**WORK TO COMPLETE**
Write out every entry precisely as given, leaving the pictures out.

○ ○ ○

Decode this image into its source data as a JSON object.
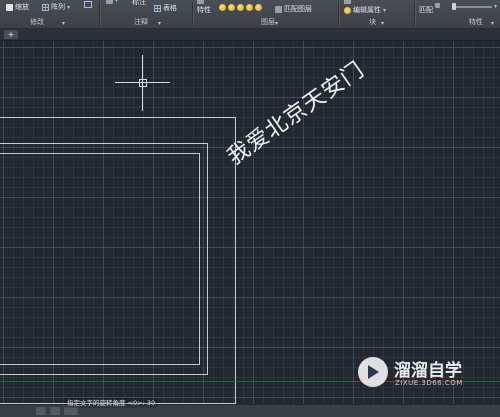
{
  "ribbon": {
    "modify": {
      "scale": "缩放",
      "array": "阵列",
      "title": "修改"
    },
    "annotation": {
      "note": "标注",
      "table": "表格",
      "title": "注释"
    },
    "layers": {
      "props": "特性",
      "match": "匹配图层",
      "title": "图层"
    },
    "block": {
      "edit_attr": "编辑属性",
      "title": "块"
    },
    "properties": {
      "match": "匹配",
      "title": "特性"
    }
  },
  "tabs": {
    "new_tab": "+"
  },
  "drawing": {
    "text": "我爱北京天安门"
  },
  "watermark": {
    "title": "溜溜自学",
    "url": "ZIXUE.3D66.COM"
  },
  "command": {
    "prompt": "指定文字的旋转角度 <0>: 30"
  },
  "colors": {
    "canvas": "#212830",
    "ribbon": "#3b4047",
    "grid": "#505c6a"
  }
}
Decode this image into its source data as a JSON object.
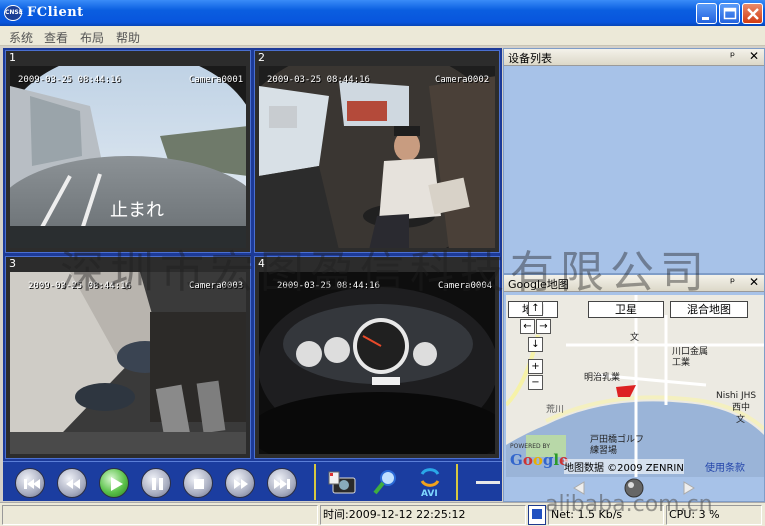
{
  "window": {
    "title": "FClient",
    "icon_text": "CNSE",
    "title_bar_color": "#0a5ee0"
  },
  "menu": [
    "系统",
    "查看",
    "布局",
    "帮助"
  ],
  "video": {
    "cells": [
      {
        "index": "1",
        "timestamp": "2009-03-25 08:44:16",
        "camera": "Camera0001"
      },
      {
        "index": "2",
        "timestamp": "2009-03-25 08:44:16",
        "camera": "Camera0002"
      },
      {
        "index": "3",
        "timestamp": "2009-03-25 08:44:16",
        "camera": "Camera0003"
      },
      {
        "index": "4",
        "timestamp": "2009-03-25 08:44:16",
        "camera": "Camera0004"
      }
    ],
    "road_marking": "止まれ"
  },
  "controls": {
    "buttons": [
      "skip-to-start-icon",
      "rewind-icon",
      "play-icon",
      "pause-icon",
      "stop-icon",
      "fast-forward-icon",
      "skip-to-end-icon"
    ],
    "avi_label": "AVI"
  },
  "device_panel": {
    "title": "设备列表",
    "pin": "ᵖ",
    "close": "✕"
  },
  "map_panel": {
    "title": "Google地图",
    "pin": "ᵖ",
    "close": "✕",
    "type_buttons": [
      "地图",
      "卫星",
      "混合地图"
    ],
    "nav": {
      "up": "↑",
      "left": "←",
      "right": "→",
      "down": "↓",
      "zoom_in": "+",
      "zoom_out": "−"
    },
    "labels": {
      "wen1": "文",
      "kawaguchi": "川口金属\n工業",
      "meiji": "明治乳業",
      "nishi": "Nishi JHS",
      "nishinaka": "西中",
      "wen2": "文",
      "golf": "戸田橋ゴルフ\n練習場",
      "river": "荒川"
    },
    "powered_by": "POWERED BY",
    "google": "Google",
    "copyright": "地图数据 ©2009 ZENRIN",
    "terms": "使用条款"
  },
  "status": {
    "time": "时间:2009-12-12  22:25:12",
    "net": "Net: 1.5 Kb/s",
    "cpu": "CPU: 3 %"
  },
  "watermark": {
    "company": "深圳市宏图盈信科技有限公司",
    "site": "alibaba.com.cn"
  }
}
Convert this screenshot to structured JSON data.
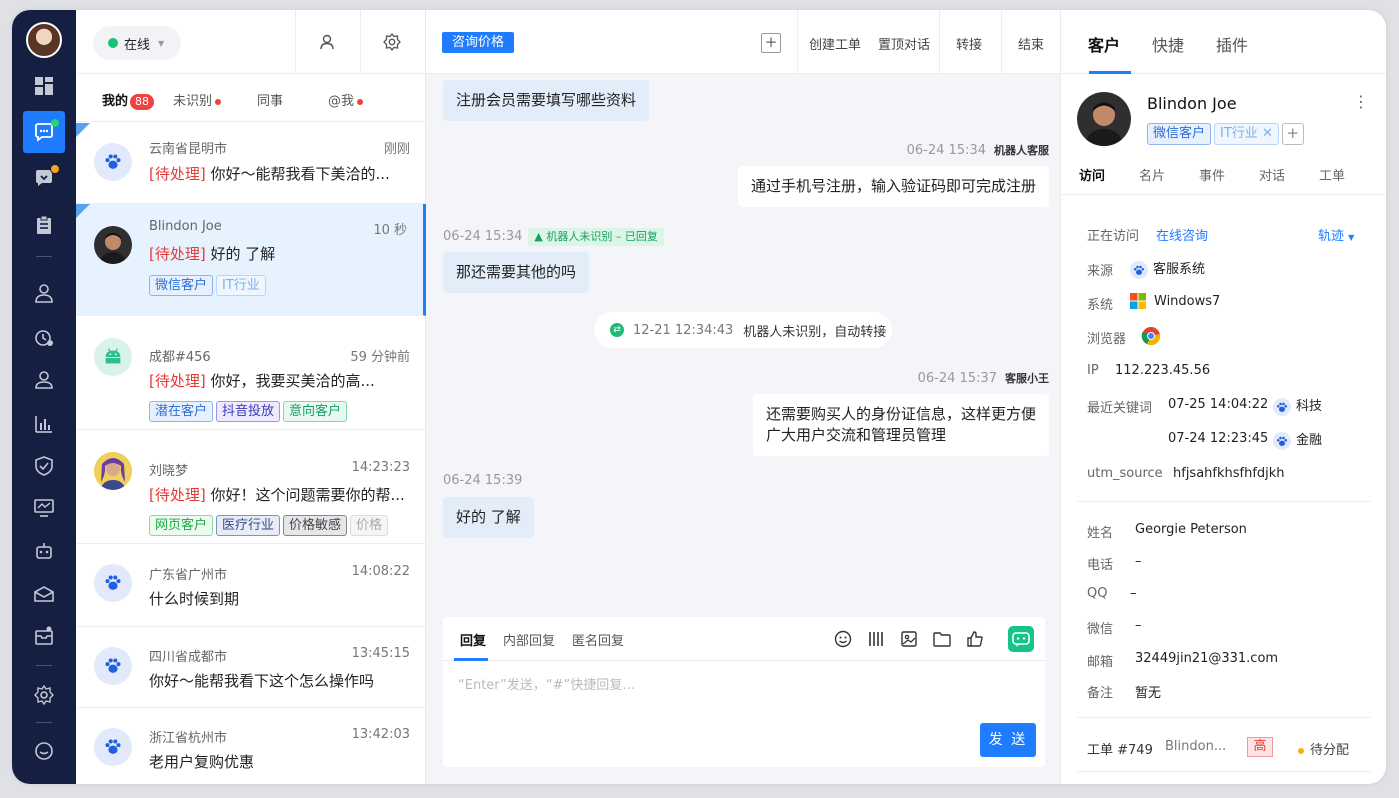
{
  "agent": {
    "status": "在线"
  },
  "list_tabs": {
    "mine": "我的",
    "mine_count": "88",
    "unidentified": "未识别",
    "colleagues": "同事",
    "mentions": "@我"
  },
  "conversations": [
    {
      "name": "云南省昆明市",
      "time": "刚刚",
      "pending": "[待处理]",
      "message": "你好～能帮我看下美洽的...",
      "tags": []
    },
    {
      "name": "Blindon Joe",
      "time": "10 秒",
      "pending": "[待处理]",
      "message": "好的 了解",
      "tags": [
        "微信客户",
        "IT行业"
      ]
    },
    {
      "name": "成都#456",
      "time": "59 分钟前",
      "pending": "[待处理]",
      "message": "你好，我要买美洽的高...",
      "tags": [
        "潜在客户",
        "抖音投放",
        "意向客户"
      ]
    },
    {
      "name": "刘晓梦",
      "time": "14:23:23",
      "pending": "[待处理]",
      "message": "你好！这个问题需要你的帮...",
      "tags": [
        "网页客户",
        "医疗行业",
        "价格敏感",
        "价格"
      ]
    },
    {
      "name": "广东省广州市",
      "time": "14:08:22",
      "pending": "",
      "message": "什么时候到期",
      "tags": []
    },
    {
      "name": "四川省成都市",
      "time": "13:45:15",
      "pending": "",
      "message": "你好～能帮我看下这个怎么操作吗",
      "tags": []
    },
    {
      "name": "浙江省杭州市",
      "time": "13:42:03",
      "pending": "",
      "message": "老用户复购优惠",
      "tags": []
    }
  ],
  "chat_toolbar": {
    "topic_chip": "咨询价格",
    "create_ticket": "创建工单",
    "pin_chat": "置顶对话",
    "transfer": "转接",
    "end": "结束"
  },
  "messages": {
    "m1": "注册会员需要填写哪些资料",
    "m2_meta": "06-24 15:34",
    "m2_sender": "机器人客服",
    "m2": "通过手机号注册，输入验证码即可完成注册",
    "m3_meta": "06-24 15:34",
    "m3_tag": "机器人未识别 – 已回复",
    "m3": "那还需要其他的吗",
    "sys_time": "12-21 12:34:43",
    "sys_text": "机器人未识别，自动转接",
    "m4_meta": "06-24 15:37",
    "m4_sender": "客服小王",
    "m4_line1": "还需要购买人的身份证信息，这样更方便",
    "m4_line2": "广大用户交流和管理员管理",
    "m5_meta": "06-24 15:39",
    "m5": "好的 了解"
  },
  "reply": {
    "tab_reply": "回复",
    "tab_internal": "内部回复",
    "tab_anonymous": "匿名回复",
    "placeholder": "“Enter”发送，“#”快捷回复…",
    "send": "发 送"
  },
  "info_tabs": {
    "customer": "客户",
    "shortcut": "快捷",
    "plugin": "插件"
  },
  "customer": {
    "name": "Blindon Joe",
    "tags": [
      "微信客户",
      "IT行业"
    ],
    "subtabs": [
      "访问",
      "名片",
      "事件",
      "对话",
      "工单"
    ],
    "visiting_label": "正在访问",
    "visiting_value": "在线咨询",
    "track": "轨迹",
    "source_label": "来源",
    "source_value": "客服系统",
    "os_label": "系统",
    "os_value": "Windows7",
    "browser_label": "浏览器",
    "ip_label": "IP",
    "ip_value": "112.223.45.56",
    "keyword_label": "最近关键词",
    "kw1_time": "07-25 14:04:22",
    "kw1": "科技",
    "kw2_time": "07-24 12:23:45",
    "kw2": "金融",
    "utm_label": "utm_source",
    "utm_value": "hfjsahfkhsfhfdjkh",
    "fullname_label": "姓名",
    "fullname_value": "Georgie Peterson",
    "phone_label": "电话",
    "phone_value": "–",
    "qq_label": "QQ",
    "qq_value": "–",
    "wechat_label": "微信",
    "wechat_value": "–",
    "email_label": "邮箱",
    "email_value": "32449jin21@331.com",
    "note_label": "备注",
    "note_value": "暂无",
    "ticket_label": "工单 #749",
    "ticket_name": "Blindon...",
    "ticket_priority": "高",
    "ticket_status": "待分配"
  },
  "colors": {
    "accent": "#1f7cff",
    "nav_bg": "#141f42",
    "pending": "#e53935",
    "online": "#17c176"
  }
}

○ ○ ○

**SOLUTION TO THE EXERCISE**
Decode this image into its source data as a JSON object.
{
  "ribbon": {
    "modify": {
      "scale": "缩放",
      "array": "阵列",
      "title": "修改"
    },
    "annotation": {
      "note": "标注",
      "table": "表格",
      "title": "注释"
    },
    "layers": {
      "props": "特性",
      "match": "匹配图层",
      "title": "图层"
    },
    "block": {
      "edit_attr": "编辑属性",
      "title": "块"
    },
    "properties": {
      "match": "匹配",
      "title": "特性"
    }
  },
  "tabs": {
    "new_tab": "+"
  },
  "drawing": {
    "text": "我爱北京天安门"
  },
  "watermark": {
    "title": "溜溜自学",
    "url": "ZIXUE.3D66.COM"
  },
  "command": {
    "prompt": "指定文字的旋转角度 <0>: 30"
  },
  "colors": {
    "canvas": "#212830",
    "ribbon": "#3b4047",
    "grid": "#505c6a"
  }
}
Decode this image into its source data as a JSON object.
{
  "window": {
    "title": "FClient",
    "icon_text": "CNSE",
    "title_bar_color": "#0a5ee0"
  },
  "menu": [
    "系统",
    "查看",
    "布局",
    "帮助"
  ],
  "video": {
    "cells": [
      {
        "index": "1",
        "timestamp": "2009-03-25 08:44:16",
        "camera": "Camera0001"
      },
      {
        "index": "2",
        "timestamp": "2009-03-25 08:44:16",
        "camera": "Camera0002"
      },
      {
        "index": "3",
        "timestamp": "2009-03-25 08:44:16",
        "camera": "Camera0003"
      },
      {
        "index": "4",
        "timestamp": "2009-03-25 08:44:16",
        "camera": "Camera0004"
      }
    ],
    "road_marking": "止まれ"
  },
  "controls": {
    "buttons": [
      "skip-to-start-icon",
      "rewind-icon",
      "play-icon",
      "pause-icon",
      "stop-icon",
      "fast-forward-icon",
      "skip-to-end-icon"
    ],
    "avi_label": "AVI"
  },
  "device_panel": {
    "title": "设备列表",
    "pin": "ᵖ",
    "close": "✕"
  },
  "map_panel": {
    "title": "Google地图",
    "pin": "ᵖ",
    "close": "✕",
    "type_buttons": [
      "地图",
      "卫星",
      "混合地图"
    ],
    "nav": {
      "up": "↑",
      "left": "←",
      "right": "→",
      "down": "↓",
      "zoom_in": "+",
      "zoom_out": "−"
    },
    "labels": {
      "wen1": "文",
      "kawaguchi": "川口金属\n工業",
      "meiji": "明治乳業",
      "nishi": "Nishi JHS",
      "nishinaka": "西中",
      "wen2": "文",
      "golf": "戸田橋ゴルフ\n練習場",
      "river": "荒川"
    },
    "powered_by": "POWERED BY",
    "google": "Google",
    "copyright": "地图数据 ©2009 ZENRIN",
    "terms": "使用条款"
  },
  "status": {
    "time": "时间:2009-12-12  22:25:12",
    "net": "Net: 1.5 Kb/s",
    "cpu": "CPU: 3 %"
  },
  "watermark": {
    "company": "深圳市宏图盈信科技有限公司",
    "site": "alibaba.com.cn"
  }
}
Convert this screenshot to structured JSON data.
{
  "agent": {
    "status": "在线"
  },
  "list_tabs": {
    "mine": "我的",
    "mine_count": "88",
    "unidentified": "未识别",
    "colleagues": "同事",
    "mentions": "@我"
  },
  "conversations": [
    {
      "name": "云南省昆明市",
      "time": "刚刚",
      "pending": "[待处理]",
      "message": "你好～能帮我看下美洽的...",
      "tags": []
    },
    {
      "name": "Blindon Joe",
      "time": "10 秒",
      "pending": "[待处理]",
      "message": "好的 了解",
      "tags": [
        "微信客户",
        "IT行业"
      ]
    },
    {
      "name": "成都#456",
      "time": "59 分钟前",
      "pending": "[待处理]",
      "message": "你好，我要买美洽的高...",
      "tags": [
        "潜在客户",
        "抖音投放",
        "意向客户"
      ]
    },
    {
      "name": "刘晓梦",
      "time": "14:23:23",
      "pending": "[待处理]",
      "message": "你好！这个问题需要你的帮...",
      "tags": [
        "网页客户",
        "医疗行业",
        "价格敏感",
        "价格"
      ]
    },
    {
      "name": "广东省广州市",
      "time": "14:08:22",
      "pending": "",
      "message": "什么时候到期",
      "tags": []
    },
    {
      "name": "四川省成都市",
      "time": "13:45:15",
      "pending": "",
      "message": "你好～能帮我看下这个怎么操作吗",
      "tags": []
    },
    {
      "name": "浙江省杭州市",
      "time": "13:42:03",
      "pending": "",
      "message": "老用户复购优惠",
      "tags": []
    }
  ],
  "chat_toolbar": {
    "topic_chip": "咨询价格",
    "create_ticket": "创建工单",
    "pin_chat": "置顶对话",
    "transfer": "转接",
    "end": "结束"
  },
  "messages": {
    "m1": "注册会员需要填写哪些资料",
    "m2_meta": "06-24 15:34",
    "m2_sender": "机器人客服",
    "m2": "通过手机号注册，输入验证码即可完成注册",
    "m3_meta": "06-24 15:34",
    "m3_tag": "机器人未识别 – 已回复",
    "m3": "那还需要其他的吗",
    "sys_time": "12-21 12:34:43",
    "sys_text": "机器人未识别，自动转接",
    "m4_meta": "06-24 15:37",
    "m4_sender": "客服小王",
    "m4_line1": "还需要购买人的身份证信息，这样更方便",
    "m4_line2": "广大用户交流和管理员管理",
    "m5_meta": "06-24 15:39",
    "m5": "好的 了解"
  },
  "reply": {
    "tab_reply": "回复",
    "tab_internal": "内部回复",
    "tab_anonymous": "匿名回复",
    "placeholder": "“Enter”发送，“#”快捷回复…",
    "send": "发 送"
  },
  "info_tabs": {
    "customer": "客户",
    "shortcut": "快捷",
    "plugin": "插件"
  },
  "customer": {
    "name": "Blindon Joe",
    "tags": [
      "微信客户",
      "IT行业"
    ],
    "subtabs": [
      "访问",
      "名片",
      "事件",
      "对话",
      "工单"
    ],
    "visiting_label": "正在访问",
    "visiting_value": "在线咨询",
    "track": "轨迹",
    "source_label": "来源",
    "source_value": "客服系统",
    "os_label": "系统",
    "os_value": "Windows7",
    "browser_label": "浏览器",
    "ip_label": "IP",
    "ip_value": "112.223.45.56",
    "keyword_label": "最近关键词",
    "kw1_time": "07-25 14:04:22",
    "kw1": "科技",
    "kw2_time": "07-24 12:23:45",
    "kw2": "金融",
    "utm_label": "utm_source",
    "utm_value": "hfjsahfkhsfhfdjkh",
    "fullname_label": "姓名",
    "fullname_value": "Georgie Peterson",
    "phone_label": "电话",
    "phone_value": "–",
    "qq_label": "QQ",
    "qq_value": "–",
    "wechat_label": "微信",
    "wechat_value": "–",
    "email_label": "邮箱",
    "email_value": "32449jin21@331.com",
    "note_label": "备注",
    "note_value": "暂无",
    "ticket_label": "工单 #749",
    "ticket_name": "Blindon...",
    "ticket_priority": "高",
    "ticket_status": "待分配"
  },
  "colors": {
    "accent": "#1f7cff",
    "nav_bg": "#141f42",
    "pending": "#e53935",
    "online": "#17c176"
  }
}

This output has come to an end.